─── Given records ───

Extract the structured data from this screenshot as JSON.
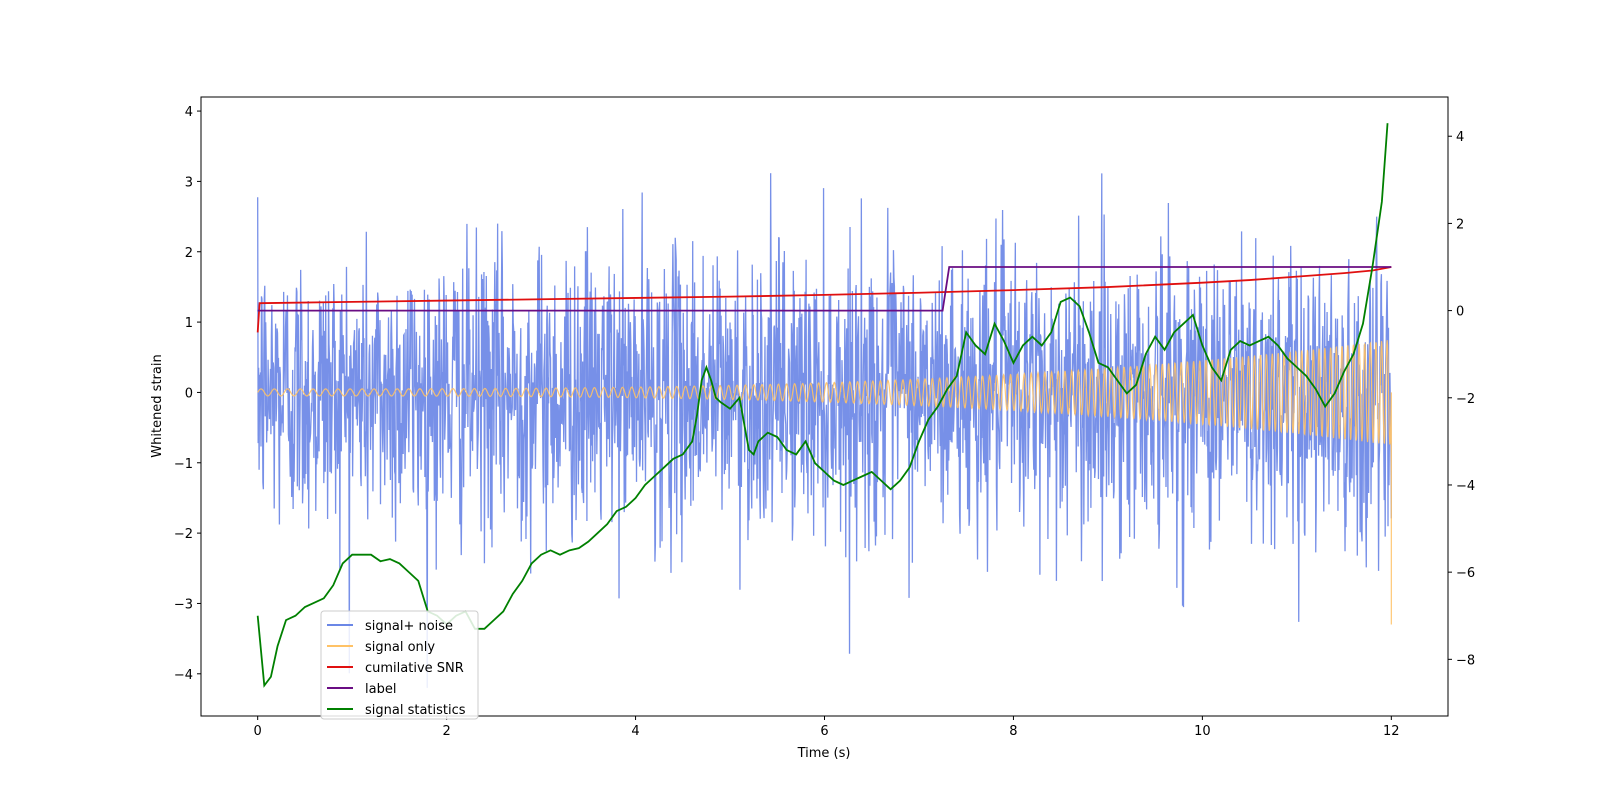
{
  "chart_data": {
    "type": "line",
    "xlabel": "Time (s)",
    "ylabel": "Whitened strain",
    "xlim": [
      -0.6,
      12.6
    ],
    "ylim": [
      -4.6,
      4.2
    ],
    "y2lim": [
      -9.3,
      4.9
    ],
    "grid": false,
    "legend_position": "lower-left",
    "x_ticks": [
      0,
      2,
      4,
      6,
      8,
      10,
      12
    ],
    "y_ticks": [
      -4,
      -3,
      -2,
      -1,
      0,
      1,
      2,
      3,
      4
    ],
    "y2_ticks": [
      -8,
      -6,
      -4,
      -2,
      0,
      2,
      4
    ],
    "tick_labels": {
      "x": [
        "0",
        "2",
        "4",
        "6",
        "8",
        "10",
        "12"
      ],
      "y": [
        "−4",
        "−3",
        "−2",
        "−1",
        "0",
        "1",
        "2",
        "3",
        "4"
      ],
      "y2": [
        "−8",
        "−6",
        "−4",
        "−2",
        "0",
        "2",
        "4"
      ]
    },
    "series": [
      {
        "name": "signal+ noise",
        "axis": "left",
        "color": "#6b87e6",
        "description_level": "noise band approx ±2 with spikes to ±3.8",
        "noise_sigma": 1.0,
        "x_range": [
          0,
          12
        ]
      },
      {
        "name": "signal only",
        "axis": "left",
        "color": "#ffc266",
        "x_range": [
          0,
          12
        ],
        "amplitude_start": 0.05,
        "amplitude_end": 0.75,
        "end_spike": -3.3
      },
      {
        "name": "cumilative SNR",
        "axis": "right",
        "color": "#e01010",
        "x": [
          0,
          0.02,
          1,
          2,
          3,
          4,
          5,
          6,
          7,
          8,
          9,
          10,
          10.5,
          11,
          11.5,
          11.8,
          12
        ],
        "y": [
          -0.5,
          0.17,
          0.2,
          0.23,
          0.26,
          0.29,
          0.32,
          0.36,
          0.41,
          0.47,
          0.54,
          0.64,
          0.7,
          0.78,
          0.86,
          0.92,
          1.0
        ]
      },
      {
        "name": "label",
        "axis": "right",
        "color": "#6a0d83",
        "x": [
          0,
          7.25,
          7.32,
          12
        ],
        "y": [
          0,
          0,
          1,
          1
        ]
      },
      {
        "name": "signal statistics",
        "axis": "right",
        "color": "#008000",
        "x": [
          0,
          0.07,
          0.14,
          0.21,
          0.3,
          0.4,
          0.5,
          0.6,
          0.7,
          0.8,
          0.9,
          1.0,
          1.1,
          1.2,
          1.3,
          1.4,
          1.5,
          1.6,
          1.7,
          1.8,
          1.9,
          2.0,
          2.1,
          2.2,
          2.3,
          2.4,
          2.5,
          2.6,
          2.7,
          2.8,
          2.9,
          3.0,
          3.1,
          3.2,
          3.3,
          3.4,
          3.5,
          3.6,
          3.7,
          3.8,
          3.9,
          4.0,
          4.1,
          4.2,
          4.3,
          4.4,
          4.5,
          4.6,
          4.65,
          4.7,
          4.75,
          4.8,
          4.85,
          4.9,
          5.0,
          5.1,
          5.2,
          5.25,
          5.3,
          5.4,
          5.5,
          5.6,
          5.7,
          5.8,
          5.9,
          6.0,
          6.1,
          6.2,
          6.3,
          6.4,
          6.5,
          6.6,
          6.7,
          6.8,
          6.9,
          7.0,
          7.1,
          7.2,
          7.3,
          7.4,
          7.5,
          7.6,
          7.7,
          7.8,
          7.9,
          8.0,
          8.1,
          8.2,
          8.3,
          8.4,
          8.5,
          8.6,
          8.7,
          8.8,
          8.9,
          9.0,
          9.1,
          9.2,
          9.3,
          9.4,
          9.5,
          9.6,
          9.7,
          9.8,
          9.9,
          10.0,
          10.1,
          10.2,
          10.3,
          10.4,
          10.5,
          10.6,
          10.7,
          10.8,
          10.9,
          11.0,
          11.1,
          11.2,
          11.3,
          11.4,
          11.5,
          11.6,
          11.7,
          11.8,
          11.9,
          11.96
        ],
        "y": [
          -7.0,
          -8.6,
          -8.4,
          -7.7,
          -7.1,
          -7.0,
          -6.8,
          -6.7,
          -6.6,
          -6.3,
          -5.8,
          -5.6,
          -5.6,
          -5.6,
          -5.75,
          -5.7,
          -5.8,
          -6.0,
          -6.2,
          -6.9,
          -7.0,
          -7.2,
          -7.0,
          -6.9,
          -7.3,
          -7.3,
          -7.1,
          -6.9,
          -6.5,
          -6.2,
          -5.8,
          -5.6,
          -5.5,
          -5.6,
          -5.5,
          -5.45,
          -5.3,
          -5.1,
          -4.9,
          -4.6,
          -4.5,
          -4.3,
          -4.0,
          -3.8,
          -3.6,
          -3.4,
          -3.3,
          -3.0,
          -2.4,
          -1.6,
          -1.3,
          -1.6,
          -2.0,
          -2.1,
          -2.25,
          -2.0,
          -3.2,
          -3.3,
          -3.0,
          -2.8,
          -2.9,
          -3.2,
          -3.3,
          -3.0,
          -3.5,
          -3.7,
          -3.9,
          -4.0,
          -3.9,
          -3.8,
          -3.7,
          -3.9,
          -4.1,
          -3.9,
          -3.6,
          -3.0,
          -2.5,
          -2.2,
          -1.8,
          -1.5,
          -0.5,
          -0.8,
          -1.0,
          -0.3,
          -0.7,
          -1.2,
          -0.8,
          -0.6,
          -0.8,
          -0.5,
          0.2,
          0.3,
          0.1,
          -0.5,
          -1.2,
          -1.3,
          -1.6,
          -1.9,
          -1.7,
          -1.0,
          -0.6,
          -0.9,
          -0.5,
          -0.3,
          -0.1,
          -0.8,
          -1.3,
          -1.6,
          -0.9,
          -0.7,
          -0.8,
          -0.7,
          -0.6,
          -0.8,
          -1.1,
          -1.3,
          -1.5,
          -1.8,
          -2.2,
          -1.9,
          -1.4,
          -1.0,
          -0.3,
          1.0,
          2.5,
          4.3
        ]
      }
    ]
  }
}
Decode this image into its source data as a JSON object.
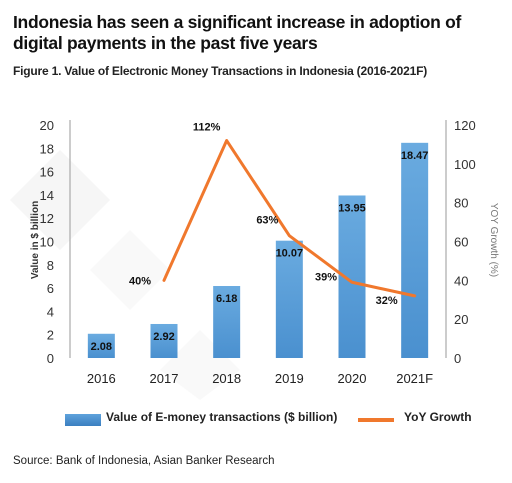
{
  "headline": "Indonesia has seen a significant increase in adoption of digital payments in the past five years",
  "subtitle": "Figure 1. Value of Electronic Money Transactions in Indonesia (2016-2021F)",
  "source": "Source: Bank of Indonesia, Asian Banker Research",
  "colors": {
    "bar": "#4a90cf",
    "line": "#f0782d",
    "axis": "#999999"
  },
  "chart_data": {
    "type": "bar",
    "categories": [
      "2016",
      "2017",
      "2018",
      "2019",
      "2020",
      "2021F"
    ],
    "series": [
      {
        "name": "Value of E-money transactions ($ billion)",
        "type": "bar",
        "axis": "left",
        "values": [
          2.08,
          2.92,
          6.18,
          10.07,
          13.95,
          18.47
        ],
        "labels": [
          "2.08",
          "2.92",
          "6.18",
          "10.07",
          "13.95",
          "18.47"
        ]
      },
      {
        "name": "YoY Growth",
        "type": "line",
        "axis": "right",
        "values": [
          null,
          40,
          112,
          63,
          39,
          32
        ],
        "labels": [
          "",
          "40%",
          "112%",
          "63%",
          "39%",
          "32%"
        ]
      }
    ],
    "ylabel": "Value in $ billion",
    "y2label": "YOY Growth (%)",
    "ylim": [
      0,
      20
    ],
    "y2lim": [
      0,
      120
    ],
    "yticks": [
      0,
      2,
      4,
      6,
      8,
      10,
      12,
      14,
      16,
      18,
      20
    ],
    "y2ticks": [
      0,
      20,
      40,
      60,
      80,
      100,
      120
    ],
    "legend_position": "bottom",
    "grid": false
  }
}
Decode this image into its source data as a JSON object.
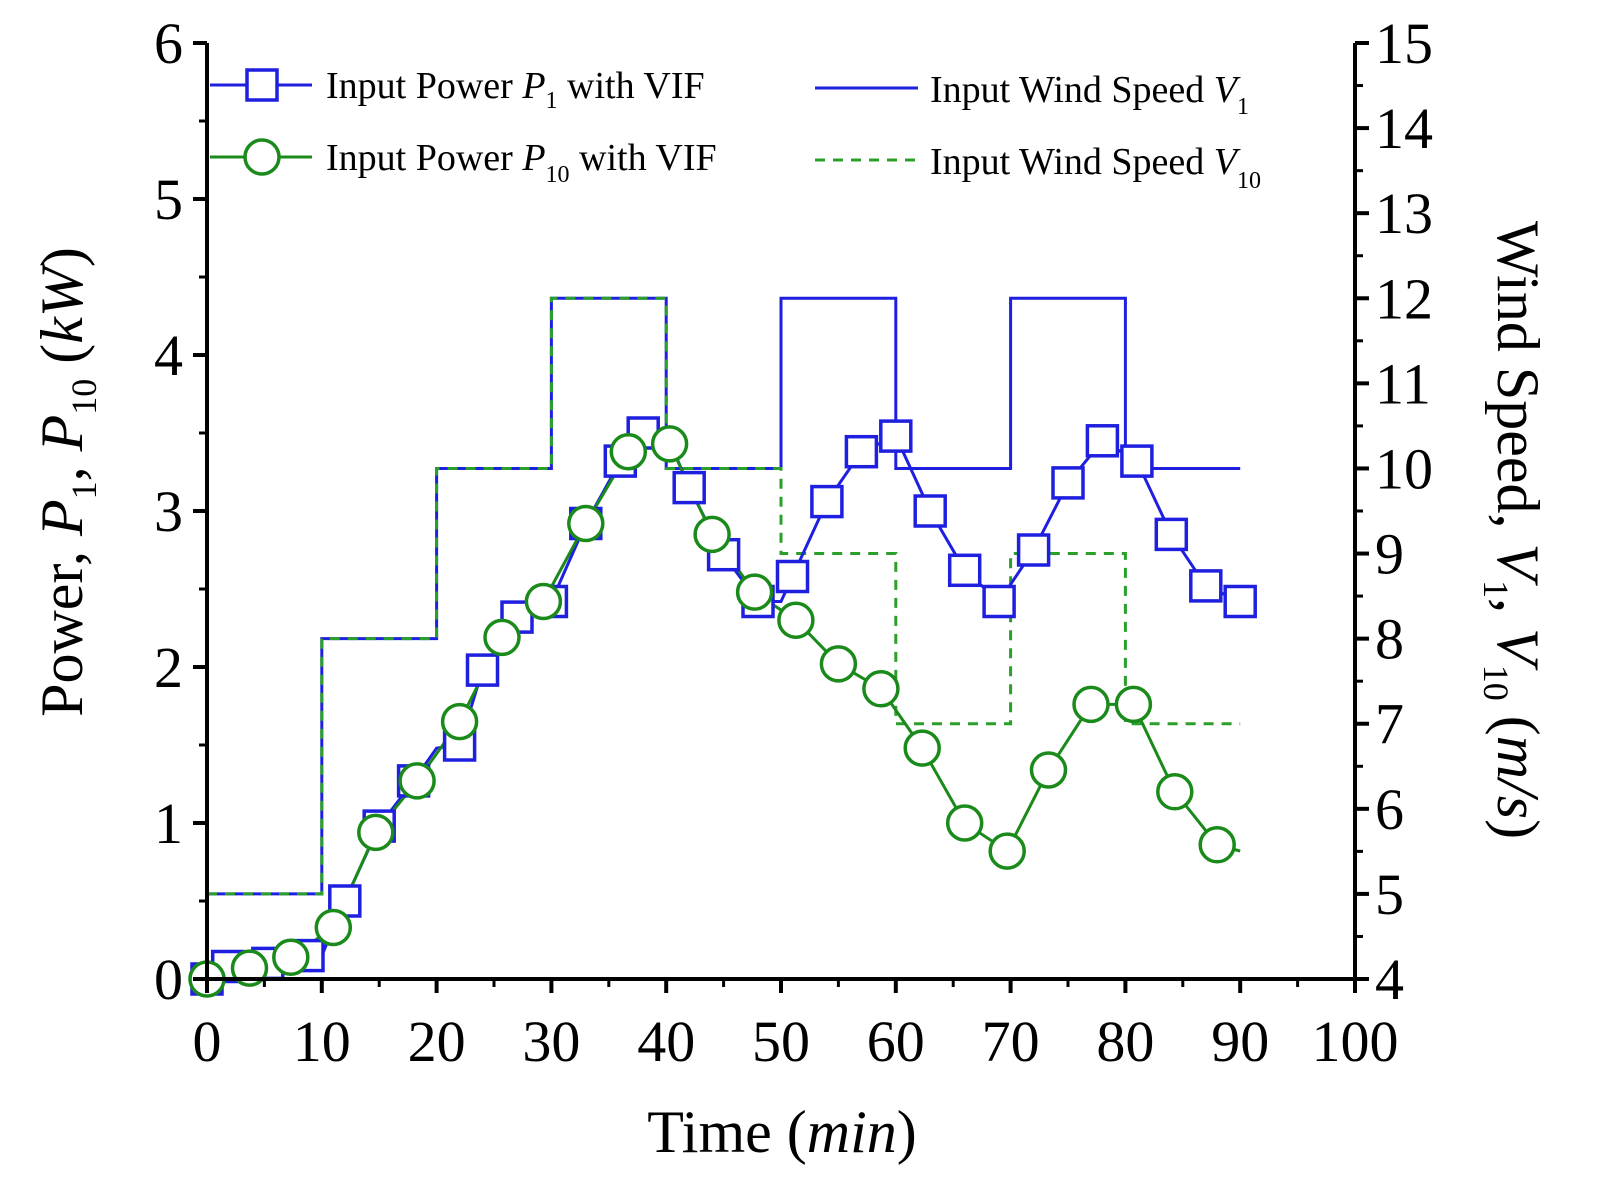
{
  "chart_data": {
    "type": "line",
    "title": "",
    "xlabel": {
      "text": "Time (",
      "italic": "min",
      "close": ")"
    },
    "ylabel_left": {
      "text": "Power, ",
      "p": "P",
      "sub1": "1",
      "sep": ", ",
      "sub10": "10",
      "unit_open": " (",
      "unit": "kW",
      "unit_close": ")"
    },
    "ylabel_right": {
      "text": "Wind Speed, ",
      "v": "V",
      "sub1": "1",
      "sep": ", ",
      "sub10": "10",
      "unit_open": " (",
      "unit": "m/s",
      "unit_close": ")"
    },
    "xlim": [
      0,
      100
    ],
    "ylim_left": [
      0,
      6
    ],
    "ylim_right": [
      4,
      15
    ],
    "x_ticks": [
      "0",
      "10",
      "20",
      "30",
      "40",
      "50",
      "60",
      "70",
      "80",
      "90",
      "100"
    ],
    "y_left_ticks": [
      "0",
      "1",
      "2",
      "3",
      "4",
      "5",
      "6"
    ],
    "y_right_ticks": [
      "4",
      "5",
      "6",
      "7",
      "8",
      "9",
      "10",
      "11",
      "12",
      "13",
      "14",
      "15"
    ],
    "legend": {
      "p1": {
        "prefix": "Input Power ",
        "sym": "P",
        "sub": "1",
        "suffix": " with VIF"
      },
      "p10": {
        "prefix": "Input Power ",
        "sym": "P",
        "sub": "10",
        "suffix": " with VIF"
      },
      "v1": {
        "prefix": "Input Wind Speed ",
        "sym": "V",
        "sub": "1"
      },
      "v10": {
        "prefix": "Input Wind Speed ",
        "sym": "V",
        "sub": "10"
      }
    },
    "colors": {
      "p1": "#1f1fe0",
      "p10": "#1a8a1a",
      "v1": "#1f1fe0",
      "v10": "#2aa02a"
    },
    "series": [
      {
        "name": "Input Power P1 with VIF",
        "axis": "left",
        "marker": "square",
        "x": [
          0,
          1.8,
          5.3,
          8.8,
          10,
          12,
          15,
          18,
          20,
          22,
          24,
          27,
          30,
          33,
          36,
          38,
          40,
          42,
          45,
          48,
          50,
          51,
          54,
          57,
          60,
          63,
          66,
          69,
          72,
          75,
          78,
          81,
          84,
          87,
          90
        ],
        "y": [
          0,
          0.08,
          0.1,
          0.15,
          0.15,
          0.5,
          0.98,
          1.27,
          1.48,
          1.5,
          1.98,
          2.32,
          2.42,
          2.92,
          3.32,
          3.5,
          3.5,
          3.15,
          2.72,
          2.42,
          2.42,
          2.58,
          3.06,
          3.38,
          3.48,
          3.0,
          2.62,
          2.42,
          2.75,
          3.18,
          3.45,
          3.32,
          2.85,
          2.52,
          2.42
        ]
      },
      {
        "name": "Input Power P10 with VIF",
        "axis": "left",
        "marker": "circle",
        "x": [
          0,
          3.7,
          7.3,
          11,
          14.7,
          18.3,
          22,
          25.7,
          29.3,
          33,
          36.7,
          40.3,
          44,
          47.7,
          51.3,
          55,
          58.7,
          62.3,
          66,
          69.7,
          73.3,
          77,
          80.7,
          84.3,
          88,
          90
        ],
        "y": [
          0,
          0.07,
          0.14,
          0.33,
          0.94,
          1.27,
          1.65,
          2.19,
          2.42,
          2.92,
          3.38,
          3.43,
          2.85,
          2.48,
          2.3,
          2.02,
          1.86,
          1.48,
          1.0,
          0.82,
          1.34,
          1.76,
          1.76,
          1.2,
          0.86,
          0.82
        ]
      },
      {
        "name": "Input Wind Speed V1",
        "axis": "right",
        "style": "step",
        "x": [
          0,
          10,
          20,
          30,
          40,
          50,
          60,
          70,
          80,
          90
        ],
        "y": [
          5,
          8,
          10,
          12,
          10,
          12,
          10,
          12,
          10,
          10
        ]
      },
      {
        "name": "Input Wind Speed V10",
        "axis": "right",
        "style": "step-dashed",
        "x": [
          0,
          10,
          20,
          30,
          40,
          50,
          60,
          70,
          80,
          90
        ],
        "y": [
          5,
          8,
          10,
          12,
          10,
          9,
          7,
          9,
          7,
          7
        ]
      }
    ]
  }
}
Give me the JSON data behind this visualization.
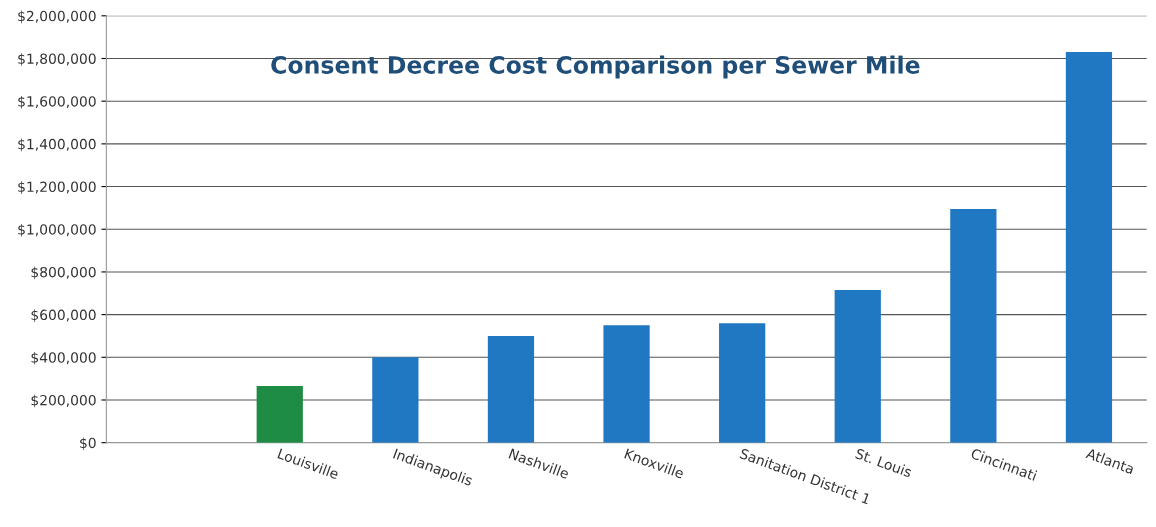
{
  "chart_data": {
    "type": "bar",
    "title": "Consent Decree Cost Comparison per Sewer Mile",
    "categories": [
      null,
      "Louisville",
      "Indianapolis",
      "Nashville",
      "Knoxville",
      "Sanitation District 1",
      "St. Louis",
      "Cincinnati",
      "Atlanta"
    ],
    "values": [
      null,
      265000,
      400000,
      500000,
      550000,
      560000,
      715000,
      1095000,
      1830000
    ],
    "colors": [
      "#1f78c1",
      "#1e8c45",
      "#1f78c1",
      "#1f78c1",
      "#1f78c1",
      "#1f78c1",
      "#1f78c1",
      "#1f78c1",
      "#1f78c1"
    ],
    "ylim": [
      0,
      2000000
    ],
    "yticks": [
      {
        "value": 0,
        "label": "$0"
      },
      {
        "value": 200000,
        "label": "$200,000"
      },
      {
        "value": 400000,
        "label": "$400,000"
      },
      {
        "value": 600000,
        "label": "$600,000"
      },
      {
        "value": 800000,
        "label": "$800,000"
      },
      {
        "value": 1000000,
        "label": "$1,000,000"
      },
      {
        "value": 1200000,
        "label": "$1,200,000"
      },
      {
        "value": 1400000,
        "label": "$1,400,000"
      },
      {
        "value": 1600000,
        "label": "$1,600,000"
      },
      {
        "value": 1800000,
        "label": "$1,800,000"
      },
      {
        "value": 2000000,
        "label": "$2,000,000"
      }
    ],
    "grid": "y"
  }
}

───

## Objective
Exactly as written, give again every line from the one containing "Give me the" through the last line of the material, both included, with the pictures left out.

## Solution below
Give me the JSON data behind this visualization.
{
  "chart_data": {
    "type": "bar",
    "title": "Consent Decree Cost Comparison per Sewer Mile",
    "categories": [
      null,
      "Louisville",
      "Indianapolis",
      "Nashville",
      "Knoxville",
      "Sanitation District 1",
      "St. Louis",
      "Cincinnati",
      "Atlanta"
    ],
    "values": [
      null,
      265000,
      400000,
      500000,
      550000,
      560000,
      715000,
      1095000,
      1830000
    ],
    "colors": [
      "#1f78c1",
      "#1e8c45",
      "#1f78c1",
      "#1f78c1",
      "#1f78c1",
      "#1f78c1",
      "#1f78c1",
      "#1f78c1",
      "#1f78c1"
    ],
    "ylim": [
      0,
      2000000
    ],
    "yticks": [
      {
        "value": 0,
        "label": "$0"
      },
      {
        "value": 200000,
        "label": "$200,000"
      },
      {
        "value": 400000,
        "label": "$400,000"
      },
      {
        "value": 600000,
        "label": "$600,000"
      },
      {
        "value": 800000,
        "label": "$800,000"
      },
      {
        "value": 1000000,
        "label": "$1,000,000"
      },
      {
        "value": 1200000,
        "label": "$1,200,000"
      },
      {
        "value": 1400000,
        "label": "$1,400,000"
      },
      {
        "value": 1600000,
        "label": "$1,600,000"
      },
      {
        "value": 1800000,
        "label": "$1,800,000"
      },
      {
        "value": 2000000,
        "label": "$2,000,000"
      }
    ],
    "grid": "y"
  }
}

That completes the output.